Request: Wherever the word "ylabel" turns up in a line of the entries, copy that line.

Entries:
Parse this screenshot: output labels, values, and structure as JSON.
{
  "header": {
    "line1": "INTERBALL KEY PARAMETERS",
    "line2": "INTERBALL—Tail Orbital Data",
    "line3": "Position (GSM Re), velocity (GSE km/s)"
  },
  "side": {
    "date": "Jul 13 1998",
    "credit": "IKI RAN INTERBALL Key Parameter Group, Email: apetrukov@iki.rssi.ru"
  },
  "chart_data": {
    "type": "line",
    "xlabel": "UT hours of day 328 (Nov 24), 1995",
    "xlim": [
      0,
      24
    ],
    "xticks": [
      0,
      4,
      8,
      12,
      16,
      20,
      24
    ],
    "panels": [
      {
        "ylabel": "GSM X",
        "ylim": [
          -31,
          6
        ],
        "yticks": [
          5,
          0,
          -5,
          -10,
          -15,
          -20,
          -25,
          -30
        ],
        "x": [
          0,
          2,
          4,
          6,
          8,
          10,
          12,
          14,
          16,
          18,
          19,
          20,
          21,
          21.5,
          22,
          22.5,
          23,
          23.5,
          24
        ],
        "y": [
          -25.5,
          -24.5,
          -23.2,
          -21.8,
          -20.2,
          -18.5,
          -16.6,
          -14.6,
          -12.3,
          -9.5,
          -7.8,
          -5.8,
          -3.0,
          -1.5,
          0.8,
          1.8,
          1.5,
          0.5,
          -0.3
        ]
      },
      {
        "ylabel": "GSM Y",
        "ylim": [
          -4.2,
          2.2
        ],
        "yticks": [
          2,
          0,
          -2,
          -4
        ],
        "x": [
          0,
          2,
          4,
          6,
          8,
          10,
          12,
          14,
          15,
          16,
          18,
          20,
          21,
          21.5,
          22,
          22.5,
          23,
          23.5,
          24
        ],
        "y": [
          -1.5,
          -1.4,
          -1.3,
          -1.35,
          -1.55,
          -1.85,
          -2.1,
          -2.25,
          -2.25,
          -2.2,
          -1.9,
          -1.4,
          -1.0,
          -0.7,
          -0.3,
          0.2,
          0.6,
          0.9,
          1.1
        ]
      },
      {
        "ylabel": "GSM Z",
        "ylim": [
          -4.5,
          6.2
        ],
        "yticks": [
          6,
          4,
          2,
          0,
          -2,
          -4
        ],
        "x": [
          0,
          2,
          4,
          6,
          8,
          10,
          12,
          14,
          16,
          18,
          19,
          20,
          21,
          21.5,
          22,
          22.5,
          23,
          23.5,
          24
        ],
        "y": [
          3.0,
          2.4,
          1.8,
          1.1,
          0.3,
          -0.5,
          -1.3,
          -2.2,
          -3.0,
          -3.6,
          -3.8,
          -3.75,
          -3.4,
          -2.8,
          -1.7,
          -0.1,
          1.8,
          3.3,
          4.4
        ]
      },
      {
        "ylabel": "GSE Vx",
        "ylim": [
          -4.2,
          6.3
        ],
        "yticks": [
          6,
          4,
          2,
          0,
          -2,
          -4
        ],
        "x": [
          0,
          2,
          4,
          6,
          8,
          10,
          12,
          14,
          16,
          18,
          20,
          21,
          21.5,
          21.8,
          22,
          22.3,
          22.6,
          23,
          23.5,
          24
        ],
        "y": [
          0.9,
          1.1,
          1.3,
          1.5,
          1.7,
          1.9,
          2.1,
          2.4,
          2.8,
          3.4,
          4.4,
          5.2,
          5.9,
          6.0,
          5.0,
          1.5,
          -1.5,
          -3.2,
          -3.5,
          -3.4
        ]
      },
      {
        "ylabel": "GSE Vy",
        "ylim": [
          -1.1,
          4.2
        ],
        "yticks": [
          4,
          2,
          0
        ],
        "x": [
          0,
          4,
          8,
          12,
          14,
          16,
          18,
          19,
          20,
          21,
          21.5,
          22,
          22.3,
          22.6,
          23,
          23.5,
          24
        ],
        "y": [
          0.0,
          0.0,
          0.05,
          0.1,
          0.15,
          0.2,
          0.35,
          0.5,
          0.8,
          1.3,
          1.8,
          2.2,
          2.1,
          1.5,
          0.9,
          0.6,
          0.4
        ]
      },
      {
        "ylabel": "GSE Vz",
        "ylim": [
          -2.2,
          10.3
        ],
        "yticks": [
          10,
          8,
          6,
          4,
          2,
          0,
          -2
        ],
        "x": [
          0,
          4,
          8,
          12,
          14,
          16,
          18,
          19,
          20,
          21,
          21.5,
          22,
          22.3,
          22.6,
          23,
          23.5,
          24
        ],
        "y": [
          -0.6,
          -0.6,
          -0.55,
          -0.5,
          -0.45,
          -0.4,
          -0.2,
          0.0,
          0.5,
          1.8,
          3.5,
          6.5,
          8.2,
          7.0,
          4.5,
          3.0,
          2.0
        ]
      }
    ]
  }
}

Reply to the task:
        "ylabel": "GSM X",
        "ylabel": "GSM Y",
        "ylabel": "GSM Z",
        "ylabel": "GSE Vx",
        "ylabel": "GSE Vy",
        "ylabel": "GSE Vz",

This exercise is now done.